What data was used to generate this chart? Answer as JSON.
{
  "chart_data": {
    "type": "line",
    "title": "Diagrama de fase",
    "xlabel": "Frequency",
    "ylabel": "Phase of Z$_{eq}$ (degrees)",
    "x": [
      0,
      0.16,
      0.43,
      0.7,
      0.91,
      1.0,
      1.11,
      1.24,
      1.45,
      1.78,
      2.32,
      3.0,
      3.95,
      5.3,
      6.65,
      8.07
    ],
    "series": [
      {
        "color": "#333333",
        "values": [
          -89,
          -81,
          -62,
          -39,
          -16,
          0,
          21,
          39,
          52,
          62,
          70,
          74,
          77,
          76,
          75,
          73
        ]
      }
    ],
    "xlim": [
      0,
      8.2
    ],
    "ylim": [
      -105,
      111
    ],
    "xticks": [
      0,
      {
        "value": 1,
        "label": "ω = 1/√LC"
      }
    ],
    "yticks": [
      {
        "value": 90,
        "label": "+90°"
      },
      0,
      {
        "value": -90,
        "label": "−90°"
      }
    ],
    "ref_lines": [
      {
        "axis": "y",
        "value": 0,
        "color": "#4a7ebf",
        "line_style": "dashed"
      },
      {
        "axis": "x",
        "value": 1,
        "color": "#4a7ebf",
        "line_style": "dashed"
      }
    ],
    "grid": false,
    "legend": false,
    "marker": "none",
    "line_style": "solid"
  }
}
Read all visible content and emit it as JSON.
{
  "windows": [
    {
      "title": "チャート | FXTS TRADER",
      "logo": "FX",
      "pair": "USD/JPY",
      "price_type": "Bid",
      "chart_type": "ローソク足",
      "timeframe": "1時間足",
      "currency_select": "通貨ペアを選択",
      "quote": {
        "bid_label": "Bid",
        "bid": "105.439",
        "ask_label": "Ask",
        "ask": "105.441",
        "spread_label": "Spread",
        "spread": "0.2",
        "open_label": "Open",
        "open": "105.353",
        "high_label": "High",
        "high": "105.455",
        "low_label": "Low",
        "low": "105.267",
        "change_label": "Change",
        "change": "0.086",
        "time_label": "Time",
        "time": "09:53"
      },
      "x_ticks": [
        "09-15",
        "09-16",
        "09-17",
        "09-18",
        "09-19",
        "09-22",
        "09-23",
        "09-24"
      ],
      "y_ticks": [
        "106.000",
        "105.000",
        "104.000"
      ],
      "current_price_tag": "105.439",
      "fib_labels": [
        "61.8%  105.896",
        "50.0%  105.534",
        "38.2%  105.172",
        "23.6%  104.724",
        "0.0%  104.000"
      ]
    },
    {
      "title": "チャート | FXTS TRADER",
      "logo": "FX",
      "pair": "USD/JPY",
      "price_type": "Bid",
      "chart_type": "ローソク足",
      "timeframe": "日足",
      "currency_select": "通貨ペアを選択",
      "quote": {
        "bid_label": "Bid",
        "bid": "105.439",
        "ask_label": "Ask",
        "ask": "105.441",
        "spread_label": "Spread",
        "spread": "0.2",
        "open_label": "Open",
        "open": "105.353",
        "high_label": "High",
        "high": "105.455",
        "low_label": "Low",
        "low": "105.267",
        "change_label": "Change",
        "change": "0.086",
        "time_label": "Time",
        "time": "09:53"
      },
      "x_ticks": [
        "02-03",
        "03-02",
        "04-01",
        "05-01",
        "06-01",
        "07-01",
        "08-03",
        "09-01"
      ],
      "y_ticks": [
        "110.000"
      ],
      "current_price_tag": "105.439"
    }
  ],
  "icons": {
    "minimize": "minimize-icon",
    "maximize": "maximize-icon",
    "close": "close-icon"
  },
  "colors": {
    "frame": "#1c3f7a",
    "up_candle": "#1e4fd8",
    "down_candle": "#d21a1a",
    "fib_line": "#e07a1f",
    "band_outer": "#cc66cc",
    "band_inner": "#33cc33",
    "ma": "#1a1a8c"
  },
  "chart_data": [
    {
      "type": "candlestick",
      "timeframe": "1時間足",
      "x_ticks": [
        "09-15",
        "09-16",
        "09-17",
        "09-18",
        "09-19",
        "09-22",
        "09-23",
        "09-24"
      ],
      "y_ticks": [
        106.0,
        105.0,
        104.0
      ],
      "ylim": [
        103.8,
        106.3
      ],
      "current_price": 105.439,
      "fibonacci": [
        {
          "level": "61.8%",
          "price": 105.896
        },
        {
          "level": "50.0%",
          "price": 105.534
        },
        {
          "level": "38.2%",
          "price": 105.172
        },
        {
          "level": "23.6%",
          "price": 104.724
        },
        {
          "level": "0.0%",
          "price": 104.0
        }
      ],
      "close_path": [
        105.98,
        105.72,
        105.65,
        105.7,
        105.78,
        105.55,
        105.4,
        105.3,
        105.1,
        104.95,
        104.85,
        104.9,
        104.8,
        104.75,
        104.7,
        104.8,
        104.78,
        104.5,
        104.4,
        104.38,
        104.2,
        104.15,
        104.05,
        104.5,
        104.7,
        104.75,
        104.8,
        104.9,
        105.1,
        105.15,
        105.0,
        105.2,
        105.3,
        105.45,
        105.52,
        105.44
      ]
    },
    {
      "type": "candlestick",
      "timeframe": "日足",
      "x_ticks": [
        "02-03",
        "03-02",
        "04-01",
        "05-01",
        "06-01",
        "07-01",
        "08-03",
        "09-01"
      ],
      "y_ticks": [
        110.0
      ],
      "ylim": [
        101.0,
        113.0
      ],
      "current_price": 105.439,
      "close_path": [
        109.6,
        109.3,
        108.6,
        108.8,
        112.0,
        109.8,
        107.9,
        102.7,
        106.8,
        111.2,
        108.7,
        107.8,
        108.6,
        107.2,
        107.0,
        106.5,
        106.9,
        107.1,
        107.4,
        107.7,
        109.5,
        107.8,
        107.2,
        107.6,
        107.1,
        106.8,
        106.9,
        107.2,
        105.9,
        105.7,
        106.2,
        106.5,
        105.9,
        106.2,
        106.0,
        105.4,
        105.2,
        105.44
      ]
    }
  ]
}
==
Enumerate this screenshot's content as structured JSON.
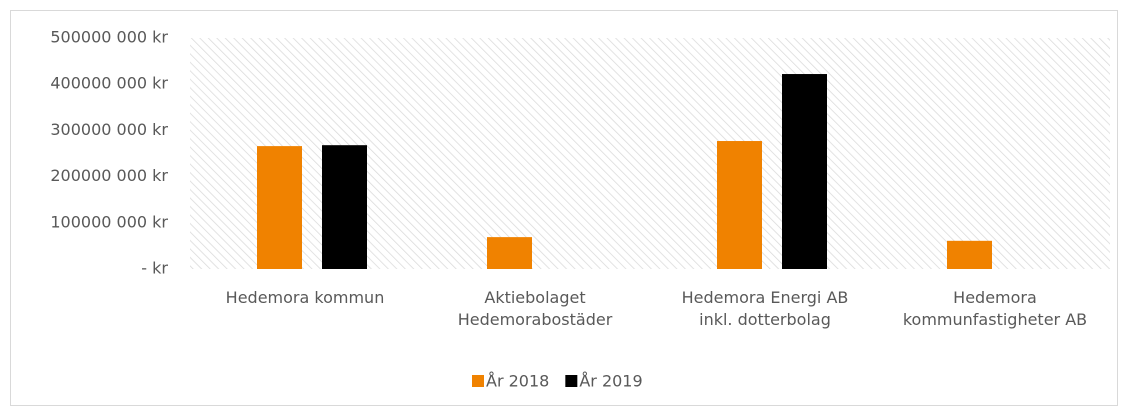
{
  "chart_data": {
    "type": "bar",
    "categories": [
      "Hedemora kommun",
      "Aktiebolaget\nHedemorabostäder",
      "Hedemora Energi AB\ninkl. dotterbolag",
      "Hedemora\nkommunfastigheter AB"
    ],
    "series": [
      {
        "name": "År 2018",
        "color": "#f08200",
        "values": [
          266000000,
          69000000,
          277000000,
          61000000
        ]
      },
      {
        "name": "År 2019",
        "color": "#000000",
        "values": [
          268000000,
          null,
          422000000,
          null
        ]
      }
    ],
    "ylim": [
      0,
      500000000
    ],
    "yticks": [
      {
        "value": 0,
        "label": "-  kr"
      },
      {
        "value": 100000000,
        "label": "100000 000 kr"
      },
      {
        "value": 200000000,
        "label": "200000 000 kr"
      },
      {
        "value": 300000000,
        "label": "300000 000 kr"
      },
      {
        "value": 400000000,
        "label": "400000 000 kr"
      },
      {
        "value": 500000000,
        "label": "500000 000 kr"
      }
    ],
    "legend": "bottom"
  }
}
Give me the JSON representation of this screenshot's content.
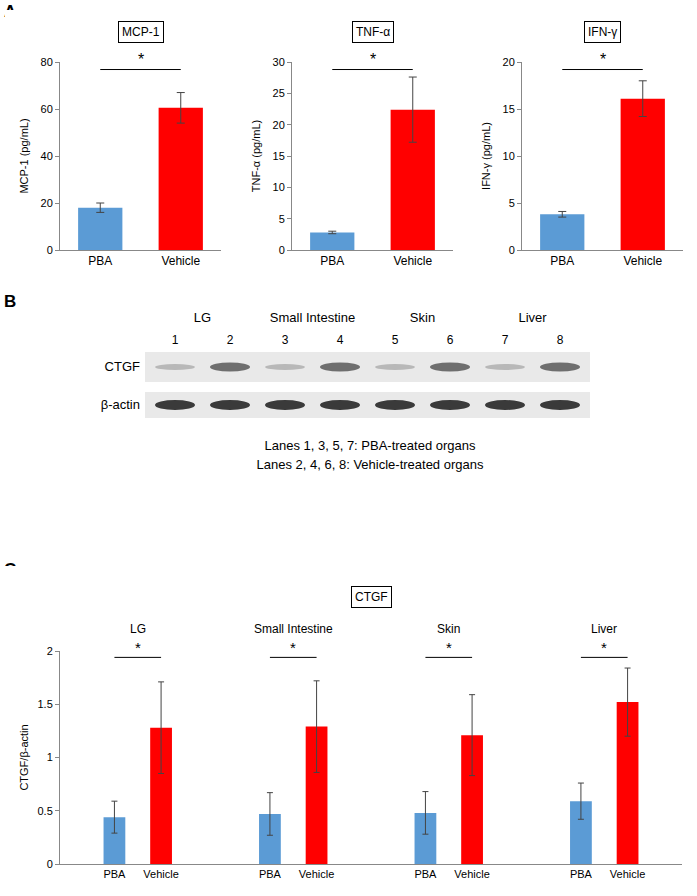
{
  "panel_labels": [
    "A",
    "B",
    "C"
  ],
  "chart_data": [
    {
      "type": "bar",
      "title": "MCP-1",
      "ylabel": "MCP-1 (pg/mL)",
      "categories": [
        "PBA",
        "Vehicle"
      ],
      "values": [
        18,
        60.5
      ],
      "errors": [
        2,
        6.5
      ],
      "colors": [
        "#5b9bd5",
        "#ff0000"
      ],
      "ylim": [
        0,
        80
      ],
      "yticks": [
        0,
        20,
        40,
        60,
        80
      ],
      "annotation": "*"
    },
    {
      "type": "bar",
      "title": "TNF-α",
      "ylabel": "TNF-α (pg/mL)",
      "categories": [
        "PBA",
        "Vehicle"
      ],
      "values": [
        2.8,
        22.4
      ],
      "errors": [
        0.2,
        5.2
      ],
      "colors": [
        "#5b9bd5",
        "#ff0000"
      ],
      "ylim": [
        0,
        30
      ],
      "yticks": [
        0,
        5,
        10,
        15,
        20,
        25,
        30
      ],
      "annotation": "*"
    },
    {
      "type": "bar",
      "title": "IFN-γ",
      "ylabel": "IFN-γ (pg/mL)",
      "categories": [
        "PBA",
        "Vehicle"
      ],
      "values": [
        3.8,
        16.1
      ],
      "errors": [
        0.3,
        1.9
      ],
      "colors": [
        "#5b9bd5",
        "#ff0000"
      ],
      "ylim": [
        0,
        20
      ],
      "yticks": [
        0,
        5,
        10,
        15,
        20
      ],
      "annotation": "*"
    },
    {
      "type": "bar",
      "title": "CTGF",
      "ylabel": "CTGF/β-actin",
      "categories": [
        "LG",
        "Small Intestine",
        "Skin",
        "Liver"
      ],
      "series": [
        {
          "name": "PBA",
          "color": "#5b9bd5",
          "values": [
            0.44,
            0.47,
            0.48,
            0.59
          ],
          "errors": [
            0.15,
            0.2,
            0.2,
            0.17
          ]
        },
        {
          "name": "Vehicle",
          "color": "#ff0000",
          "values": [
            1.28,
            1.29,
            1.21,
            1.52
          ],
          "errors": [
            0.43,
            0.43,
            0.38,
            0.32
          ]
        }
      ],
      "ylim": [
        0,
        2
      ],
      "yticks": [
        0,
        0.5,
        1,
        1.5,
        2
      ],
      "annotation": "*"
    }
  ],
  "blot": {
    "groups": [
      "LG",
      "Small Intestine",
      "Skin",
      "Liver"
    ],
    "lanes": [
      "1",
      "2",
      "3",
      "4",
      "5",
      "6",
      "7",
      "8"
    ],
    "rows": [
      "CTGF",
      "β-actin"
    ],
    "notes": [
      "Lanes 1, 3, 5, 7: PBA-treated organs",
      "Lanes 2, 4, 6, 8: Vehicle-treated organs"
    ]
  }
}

## Short exercise
Copy, from the material, each line that holds the string "name".

## Result of this task
        "name": "År 2018",
        "name": "År 2019",
          "name": "PBA",
          "name": "Vehicle",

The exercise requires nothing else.